▼

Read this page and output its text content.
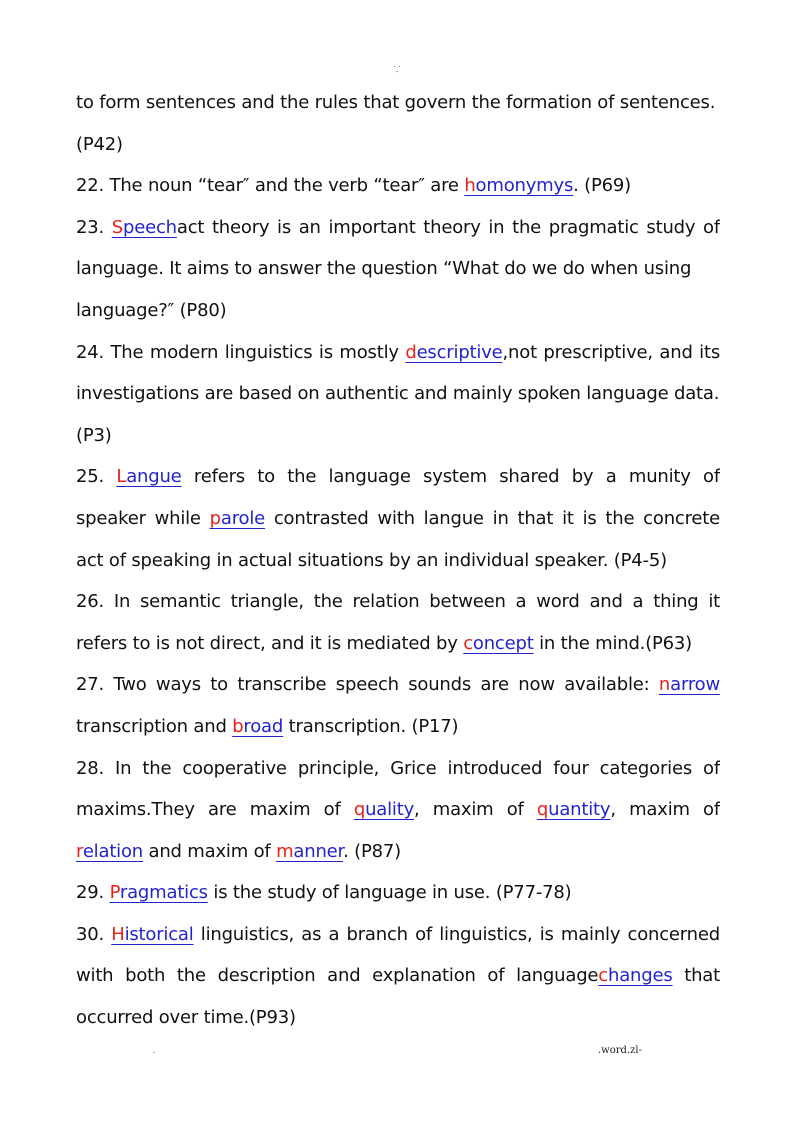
. .
-
to form sentences and the rules that govern the formation of sentences.
(P42)
22. The noun “tear″ and the verb “tear″ are homonymys. (P69)
23. Speechact theory is an important theory in the pragmatic study of
language. It aims to answer the question “What do we do when using
language?″ (P80)
24. The modern linguistics is mostly descriptive,not prescriptive, and its
investigations are based on authentic and mainly spoken language data.
(P3)
25. Langue refers to the language system shared by a munity of
speaker while parole contrasted with langue in that it is the concrete
act of speaking in actual situations by an individual speaker. (P4-5)
26. In semantic triangle, the relation between a word and a thing it
refers to is not direct, and it is mediated by concept in the mind.(P63)
27. Two ways to transcribe speech sounds are now available: narrow
transcription and broad transcription. (P17)
28. In the cooperative principle, Grice introduced four categories of
maxims.They are maxim of quality, maxim of quantity, maxim of
relation and maxim of manner. (P87)
29. Pragmatics is the study of language in use. (P77-78)
30. Historical linguistics, as a branch of linguistics, is mainly concerned
with both the description and explanation of languagechanges that
occurred over time.(P93)
.	.word.zl-
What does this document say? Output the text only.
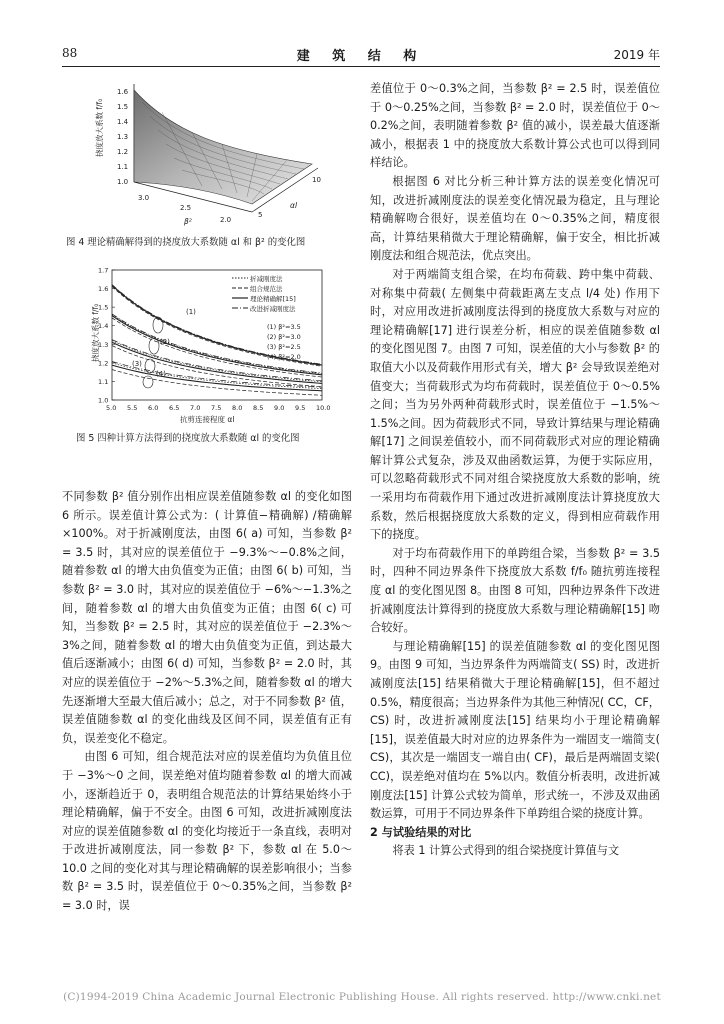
88	建 筑 结 构	2019 年
1.6
1.5
1.4
1.3
1.2
1.1
1.0
挠度放大系数 f/f₀
3.0
2.5
2.0
5
10
β²
αl
图 4 理论精确解得到的挠度放大系数随 αl 和 β² 的变化图
挠度放大系数 f/f₀
抗剪连接程度 αl
1.7
1.6
1.5
1.4
1.3
1.2
1.1
1.0
5.0 5.5 6.0 6.5 7.0 7.5 8.0 8.5 9.0 9.5 10.0
折减刚度法
组合规范法
理论精确解[15]
改进折减刚度法
(1) β²=3.5
(2) β²=3.0
(3) β²=2.5
(4) β²=2.0
(1)
(2)
(3)
(4)
图 5 四种计算方法得到的挠度放大系数随 αl 的变化图

不同参数 β² 值分别作出相应误差值随参数 αl 的变化如图 6 所示。误差值计算公式为：( 计算值−精确解) /精确解×100%。对于折减刚度法，由图 6( a) 可知，当参数 β² = 3.5 时，其对应的误差值位于 −9.3%～−0.8%之间，随着参数 αl 的增大由负值变为正值；由图 6( b) 可知，当参数 β² = 3.0 时，其对应的误差值位于 −6%～−1.3%之间，随着参数 αl 的增大由负值变为正值；由图 6( c) 可知，当参数 β² = 2.5 时，其对应的误差值位于 −2.3%～3%之间，随着参数 αl 的增大由负值变为正值，到达最大值后逐渐减小；由图 6( d) 可知，当参数 β² = 2.0 时，其对应的误差值位于 −2%～5.3%之间，随着参数 αl 的增大先逐渐增大至最大值后减小；总之，对于不同参数 β² 值，误差值随参数 αl 的变化曲线及区间不同，误差值有正有负，误差变化不稳定。

由图 6 可知，组合规范法对应的误差值均为负值且位于 −3%～0 之间，误差绝对值均随着参数 αl 的增大而减小，逐渐趋近于 0，表明组合规范法的计算结果始终小于理论精确解，偏于不安全。由图 6 可知，改进折减刚度法对应的误差值随参数 αl 的变化均接近于一条直线，表明对于改进折减刚度法，同一参数 β² 下，参数 αl 在 5.0～10.0 之间的变化对其与理论精确解的误差影响很小；当参数 β² = 3.5 时，误差值位于 0～0.35%之间，当参数 β² = 3.0 时，误

差值位于 0～0.3%之间，当参数 β² = 2.5 时，误差值位于 0～0.25%之间，当参数 β² = 2.0 时，误差值位于 0～0.2%之间，表明随着参数 β² 值的减小，误差最大值逐渐减小，根据表 1 中的挠度放大系数计算公式也可以得到同样结论。

根据图 6 对比分析三种计算方法的误差变化情况可知，改进折减刚度法的误差变化情况最为稳定，且与理论精确解吻合很好，误差值均在 0～0.35%之间，精度很高，计算结果稍微大于理论精确解，偏于安全，相比折减刚度法和组合规范法，优点突出。

对于两端简支组合梁，在均布荷载、跨中集中荷载、对称集中荷载( 左侧集中荷载距离左支点 l/4 处) 作用下时，对应用改进折减刚度法得到的挠度放大系数与对应的理论精确解[17] 进行误差分析，相应的误差值随参数 αl 的变化图见图 7。由图 7 可知，误差值的大小与参数 β² 的取值大小以及荷载作用形式有关，增大 β² 会导致误差绝对值变大；当荷载形式为均布荷载时，误差值位于 0～0.5%之间；当为另外两种荷载形式时，误差值位于 −1.5%～1.5%之间。因为荷载形式不同，导致计算结果与理论精确解[17] 之间误差值较小，而不同荷载形式对应的理论精确解计算公式复杂，涉及双曲函数运算，为便于实际应用，可以忽略荷载形式不同对组合梁挠度放大系数的影响，统一采用均布荷载作用下通过改进折减刚度法计算挠度放大系数，然后根据挠度放大系数的定义，得到相应荷载作用下的挠度。

对于均布荷载作用下的单跨组合梁，当参数 β² = 3.5 时，四种不同边界条件下挠度放大系数 f/f₀ 随抗剪连接程度 αl 的变化图见图 8。由图 8 可知，四种边界条件下改进折减刚度法计算得到的挠度放大系数与理论精确解[15] 吻合较好。

与理论精确解[15] 的误差值随参数 αl 的变化图见图 9。由图 9 可知，当边界条件为两端简支( SS) 时，改进折减刚度法[15] 结果稍微大于理论精确解[15]，但不超过 0.5%，精度很高；当边界条件为其他三种情况( CC，CF，CS) 时，改进折减刚度法[15] 结果均小于理论精确解[15]，误差值最大时对应的边界条件为一端固支一端简支( CS)，其次是一端固支一端自由( CF)，最后是两端固支梁( CC)，误差绝对值均在 5%以内。数值分析表明，改进折减刚度法[15] 计算公式较为简单，形式统一，不涉及双曲函数运算，可用于不同边界条件下单跨组合梁的挠度计算。

2 与试验结果的对比

将表 1 计算公式得到的组合梁挠度计算值与文

(C)1994-2019 China Academic Journal Electronic Publishing House. All rights reserved. http://www.cnki.net
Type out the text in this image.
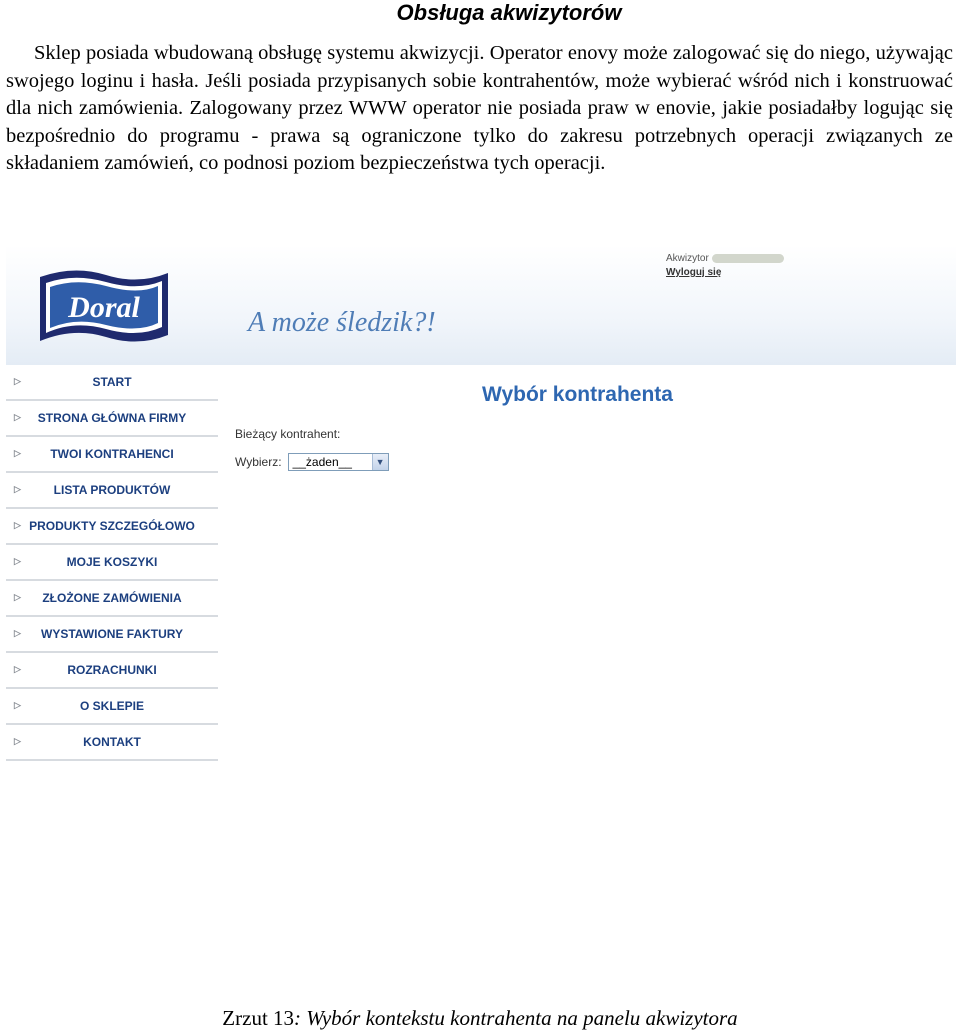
Obsługa akwizytorów

Sklep posiada wbudowaną obsługę systemu akwizycji. Operator enovy może zalogować się do niego, używając swojego loginu i hasła. Jeśli posiada przypisanych sobie kontrahentów, może wybierać wśród nich i konstruować dla nich zamówienia. Zalogowany przez WWW operator nie posiada praw w enovie, jakie posiadałby logując się bezpośrednio do programu - prawa są ograniczone tylko do zakresu potrzebnych operacji związanych ze składaniem zamówień, co podnosi poziom bezpieczeństwa tych operacji.

Doral	A może śledzik?!
Akwizytor
Wyloguj się
▷	START
▷ STRONA GŁÓWNA FIRMY
▷ TWOI KONTRAHENCI
▷	LISTA PRODUKTÓW
▷ PRODUKTY SZCZEGÓŁOWO
▷	MOJE KOSZYKI
▷ ZŁOŻONE ZAMÓWIENIA
▷ WYSTAWIONE FAKTURY
▷	ROZRACHUNKI
▷	O SKLEPIE
▷	KONTAKT
Wybór kontrahenta
Bieżący kontrahent:
Wybierz: __żaden__	▼
Zrzut 13: Wybór kontekstu kontrahenta na panelu akwizytora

▲

# AIM:
Quote the listing above in full, except for the pictures.

# WRITTEN ANSWER:
Read this page and output its text content.
. .
-
to form sentences and the rules that govern the formation of sentences.
(P42)
22. The noun “tear″ and the verb “tear″ are homonymys. (P69)
23. Speechact theory is an important theory in the pragmatic study of
language. It aims to answer the question “What do we do when using
language?″ (P80)
24. The modern linguistics is mostly descriptive,not prescriptive, and its
investigations are based on authentic and mainly spoken language data.
(P3)
25. Langue refers to the language system shared by a munity of
speaker while parole contrasted with langue in that it is the concrete
act of speaking in actual situations by an individual speaker. (P4-5)
26. In semantic triangle, the relation between a word and a thing it
refers to is not direct, and it is mediated by concept in the mind.(P63)
27. Two ways to transcribe speech sounds are now available: narrow
transcription and broad transcription. (P17)
28. In the cooperative principle, Grice introduced four categories of
maxims.They are maxim of quality, maxim of quantity, maxim of
relation and maxim of manner. (P87)
29. Pragmatics is the study of language in use. (P77-78)
30. Historical linguistics, as a branch of linguistics, is mainly concerned
with both the description and explanation of languagechanges that
occurred over time.(P93)
.	.word.zl-
What does this document say? Output the text only.
88	建 筑 结 构	2019 年
1.6
1.5
1.4
1.3
1.2
1.1
1.0
挠度放大系数 f/f₀
3.0
2.5
2.0
5
10
β²
αl
图 4 理论精确解得到的挠度放大系数随 αl 和 β² 的变化图
挠度放大系数 f/f₀
抗剪连接程度 αl
1.7
1.6
1.5
1.4
1.3
1.2
1.1
1.0
5.0 5.5 6.0 6.5 7.0 7.5 8.0 8.5 9.0 9.5 10.0
折减刚度法
组合规范法
理论精确解[15]
改进折减刚度法
(1) β²=3.5
(2) β²=3.0
(3) β²=2.5
(4) β²=2.0
(1)
(2)
(3)
(4)
图 5 四种计算方法得到的挠度放大系数随 αl 的变化图

不同参数 β² 值分别作出相应误差值随参数 αl 的变化如图 6 所示。误差值计算公式为：( 计算值−精确解) /精确解×100%。对于折减刚度法，由图 6( a) 可知，当参数 β² = 3.5 时，其对应的误差值位于 −9.3%～−0.8%之间，随着参数 αl 的增大由负值变为正值；由图 6( b) 可知，当参数 β² = 3.0 时，其对应的误差值位于 −6%～−1.3%之间，随着参数 αl 的增大由负值变为正值；由图 6( c) 可知，当参数 β² = 2.5 时，其对应的误差值位于 −2.3%～3%之间，随着参数 αl 的增大由负值变为正值，到达最大值后逐渐减小；由图 6( d) 可知，当参数 β² = 2.0 时，其对应的误差值位于 −2%～5.3%之间，随着参数 αl 的增大先逐渐增大至最大值后减小；总之，对于不同参数 β² 值，误差值随参数 αl 的变化曲线及区间不同，误差值有正有负，误差变化不稳定。

由图 6 可知，组合规范法对应的误差值均为负值且位于 −3%～0 之间，误差绝对值均随着参数 αl 的增大而减小，逐渐趋近于 0，表明组合规范法的计算结果始终小于理论精确解，偏于不安全。由图 6 可知，改进折减刚度法对应的误差值随参数 αl 的变化均接近于一条直线，表明对于改进折减刚度法，同一参数 β² 下，参数 αl 在 5.0～10.0 之间的变化对其与理论精确解的误差影响很小；当参数 β² = 3.5 时，误差值位于 0～0.35%之间，当参数 β² = 3.0 时，误

差值位于 0～0.3%之间，当参数 β² = 2.5 时，误差值位于 0～0.25%之间，当参数 β² = 2.0 时，误差值位于 0～0.2%之间，表明随着参数 β² 值的减小，误差最大值逐渐减小，根据表 1 中的挠度放大系数计算公式也可以得到同样结论。

根据图 6 对比分析三种计算方法的误差变化情况可知，改进折减刚度法的误差变化情况最为稳定，且与理论精确解吻合很好，误差值均在 0～0.35%之间，精度很高，计算结果稍微大于理论精确解，偏于安全，相比折减刚度法和组合规范法，优点突出。

对于两端简支组合梁，在均布荷载、跨中集中荷载、对称集中荷载( 左侧集中荷载距离左支点 l/4 处) 作用下时，对应用改进折减刚度法得到的挠度放大系数与对应的理论精确解[17] 进行误差分析，相应的误差值随参数 αl 的变化图见图 7。由图 7 可知，误差值的大小与参数 β² 的取值大小以及荷载作用形式有关，增大 β² 会导致误差绝对值变大；当荷载形式为均布荷载时，误差值位于 0～0.5%之间；当为另外两种荷载形式时，误差值位于 −1.5%～1.5%之间。因为荷载形式不同，导致计算结果与理论精确解[17] 之间误差值较小，而不同荷载形式对应的理论精确解计算公式复杂，涉及双曲函数运算，为便于实际应用，可以忽略荷载形式不同对组合梁挠度放大系数的影响，统一采用均布荷载作用下通过改进折减刚度法计算挠度放大系数，然后根据挠度放大系数的定义，得到相应荷载作用下的挠度。

对于均布荷载作用下的单跨组合梁，当参数 β² = 3.5 时，四种不同边界条件下挠度放大系数 f/f₀ 随抗剪连接程度 αl 的变化图见图 8。由图 8 可知，四种边界条件下改进折减刚度法计算得到的挠度放大系数与理论精确解[15] 吻合较好。

与理论精确解[15] 的误差值随参数 αl 的变化图见图 9。由图 9 可知，当边界条件为两端简支( SS) 时，改进折减刚度法[15] 结果稍微大于理论精确解[15]，但不超过 0.5%，精度很高；当边界条件为其他三种情况( CC，CF，CS) 时，改进折减刚度法[15] 结果均小于理论精确解[15]，误差值最大时对应的边界条件为一端固支一端简支( CS)，其次是一端固支一端自由( CF)，最后是两端固支梁( CC)，误差绝对值均在 5%以内。数值分析表明，改进折减刚度法[15] 计算公式较为简单，形式统一，不涉及双曲函数运算，可用于不同边界条件下单跨组合梁的挠度计算。

2 与试验结果的对比

将表 1 计算公式得到的组合梁挠度计算值与文

(C)1994-2019 China Academic Journal Electronic Publishing House. All rights reserved. http://www.cnki.net
Type out the text in this image.
Obsługa akwizytorów

Sklep posiada wbudowaną obsługę systemu akwizycji. Operator enovy może zalogować się do niego, używając swojego loginu i hasła. Jeśli posiada przypisanych sobie kontrahentów, może wybierać wśród nich i konstruować dla nich zamówienia. Zalogowany przez WWW operator nie posiada praw w enovie, jakie posiadałby logując się bezpośrednio do programu - prawa są ograniczone tylko do zakresu potrzebnych operacji związanych ze składaniem zamówień, co podnosi poziom bezpieczeństwa tych operacji.

Doral	A może śledzik?!
Akwizytor
Wyloguj się
▷	START
▷ STRONA GŁÓWNA FIRMY
▷ TWOI KONTRAHENCI
▷	LISTA PRODUKTÓW
▷ PRODUKTY SZCZEGÓŁOWO
▷	MOJE KOSZYKI
▷ ZŁOŻONE ZAMÓWIENIA
▷ WYSTAWIONE FAKTURY
▷	ROZRACHUNKI
▷	O SKLEPIE
▷	KONTAKT
Wybór kontrahenta
Bieżący kontrahent:
Wybierz: __żaden__	▼
Zrzut 13: Wybór kontekstu kontrahenta na panelu akwizytora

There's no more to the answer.